> _RECORDS SUPPLIED_:
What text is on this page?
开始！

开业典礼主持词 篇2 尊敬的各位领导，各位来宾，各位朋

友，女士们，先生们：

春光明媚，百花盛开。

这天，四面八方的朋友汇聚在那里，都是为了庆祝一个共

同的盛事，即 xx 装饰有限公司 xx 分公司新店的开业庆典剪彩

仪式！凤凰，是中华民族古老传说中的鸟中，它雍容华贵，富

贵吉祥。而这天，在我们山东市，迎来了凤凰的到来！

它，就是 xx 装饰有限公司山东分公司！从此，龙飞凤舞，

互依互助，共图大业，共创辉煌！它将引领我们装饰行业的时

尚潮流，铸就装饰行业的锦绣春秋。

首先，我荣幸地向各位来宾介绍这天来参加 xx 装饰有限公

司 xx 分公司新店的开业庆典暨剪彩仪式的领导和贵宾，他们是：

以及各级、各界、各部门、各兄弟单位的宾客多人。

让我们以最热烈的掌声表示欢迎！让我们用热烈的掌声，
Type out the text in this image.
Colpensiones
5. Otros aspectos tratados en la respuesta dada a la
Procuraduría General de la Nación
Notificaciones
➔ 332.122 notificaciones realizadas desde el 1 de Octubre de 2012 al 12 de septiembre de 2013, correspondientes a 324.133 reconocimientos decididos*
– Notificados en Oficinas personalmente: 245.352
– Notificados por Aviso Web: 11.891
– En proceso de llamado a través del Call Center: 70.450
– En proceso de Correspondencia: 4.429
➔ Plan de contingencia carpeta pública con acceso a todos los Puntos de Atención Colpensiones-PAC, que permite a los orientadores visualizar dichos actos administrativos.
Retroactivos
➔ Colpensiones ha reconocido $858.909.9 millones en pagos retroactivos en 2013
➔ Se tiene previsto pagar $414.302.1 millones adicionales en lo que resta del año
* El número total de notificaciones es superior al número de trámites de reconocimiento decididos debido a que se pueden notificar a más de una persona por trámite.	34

> _STATED GOAL_:
The listing above must be transcribed exactly, line by line.

> _OUTPUT OF THE TASK_:
What text is on this page?
开始！

开业典礼主持词 篇2 尊敬的各位领导，各位来宾，各位朋

友，女士们，先生们：

春光明媚，百花盛开。

这天，四面八方的朋友汇聚在那里，都是为了庆祝一个共

同的盛事，即 xx 装饰有限公司 xx 分公司新店的开业庆典剪彩

仪式！凤凰，是中华民族古老传说中的鸟中，它雍容华贵，富

贵吉祥。而这天，在我们山东市，迎来了凤凰的到来！

它，就是 xx 装饰有限公司山东分公司！从此，龙飞凤舞，

互依互助，共图大业，共创辉煌！它将引领我们装饰行业的时

尚潮流，铸就装饰行业的锦绣春秋。

首先，我荣幸地向各位来宾介绍这天来参加 xx 装饰有限公

司 xx 分公司新店的开业庆典暨剪彩仪式的领导和贵宾，他们是：

以及各级、各界、各部门、各兄弟单位的宾客多人。

让我们以最热烈的掌声表示欢迎！让我们用热烈的掌声，
Type out the text in this image.
Colpensiones
5. Otros aspectos tratados en la respuesta dada a la
Procuraduría General de la Nación
Notificaciones
➔ 332.122 notificaciones realizadas desde el 1 de Octubre de 2012 al 12 de septiembre de 2013, correspondientes a 324.133 reconocimientos decididos*
– Notificados en Oficinas personalmente: 245.352
– Notificados por Aviso Web: 11.891
– En proceso de llamado a través del Call Center: 70.450
– En proceso de Correspondencia: 4.429
➔ Plan de contingencia carpeta pública con acceso a todos los Puntos de Atención Colpensiones-PAC, que permite a los orientadores visualizar dichos actos administrativos.
Retroactivos
➔ Colpensiones ha reconocido $858.909.9 millones en pagos retroactivos en 2013
➔ Se tiene previsto pagar $414.302.1 millones adicionales en lo que resta del año
* El número total de notificaciones es superior al número de trámites de reconocimiento decididos debido a que se pueden notificar a más de una persona por trámite.	34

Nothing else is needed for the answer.